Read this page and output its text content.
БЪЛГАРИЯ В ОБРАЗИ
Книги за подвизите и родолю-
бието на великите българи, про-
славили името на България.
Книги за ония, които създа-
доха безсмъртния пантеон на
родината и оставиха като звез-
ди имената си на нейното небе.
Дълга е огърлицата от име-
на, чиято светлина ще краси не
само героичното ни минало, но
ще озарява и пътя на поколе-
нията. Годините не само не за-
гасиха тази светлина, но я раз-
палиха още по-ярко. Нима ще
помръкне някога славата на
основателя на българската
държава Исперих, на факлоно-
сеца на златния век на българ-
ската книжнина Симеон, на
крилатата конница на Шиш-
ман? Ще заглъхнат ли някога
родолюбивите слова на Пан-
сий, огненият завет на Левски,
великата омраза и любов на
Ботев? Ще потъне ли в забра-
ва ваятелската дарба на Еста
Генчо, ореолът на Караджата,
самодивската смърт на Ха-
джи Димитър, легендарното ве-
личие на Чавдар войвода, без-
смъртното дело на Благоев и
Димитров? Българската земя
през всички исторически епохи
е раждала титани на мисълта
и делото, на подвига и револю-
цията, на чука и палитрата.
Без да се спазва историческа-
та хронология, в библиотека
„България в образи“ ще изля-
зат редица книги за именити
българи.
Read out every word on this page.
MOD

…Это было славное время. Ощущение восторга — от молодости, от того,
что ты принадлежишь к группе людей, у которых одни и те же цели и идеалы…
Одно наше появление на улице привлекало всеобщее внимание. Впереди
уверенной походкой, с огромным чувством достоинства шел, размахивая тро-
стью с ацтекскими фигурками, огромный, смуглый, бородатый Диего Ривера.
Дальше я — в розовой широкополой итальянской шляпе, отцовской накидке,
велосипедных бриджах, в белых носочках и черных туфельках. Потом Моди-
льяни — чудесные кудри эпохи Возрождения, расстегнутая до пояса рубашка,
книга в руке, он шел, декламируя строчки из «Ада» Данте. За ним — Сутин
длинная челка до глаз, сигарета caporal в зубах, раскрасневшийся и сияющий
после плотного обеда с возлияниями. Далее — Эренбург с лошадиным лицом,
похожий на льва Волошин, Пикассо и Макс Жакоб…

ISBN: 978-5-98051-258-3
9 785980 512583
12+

****************************************

* _EXERCISE BRIEF_:
Show every line above in which the word "някога" occurs.

* _REPLY_:
помръкне някога славата на
ман? Ще заглъхнат ли някога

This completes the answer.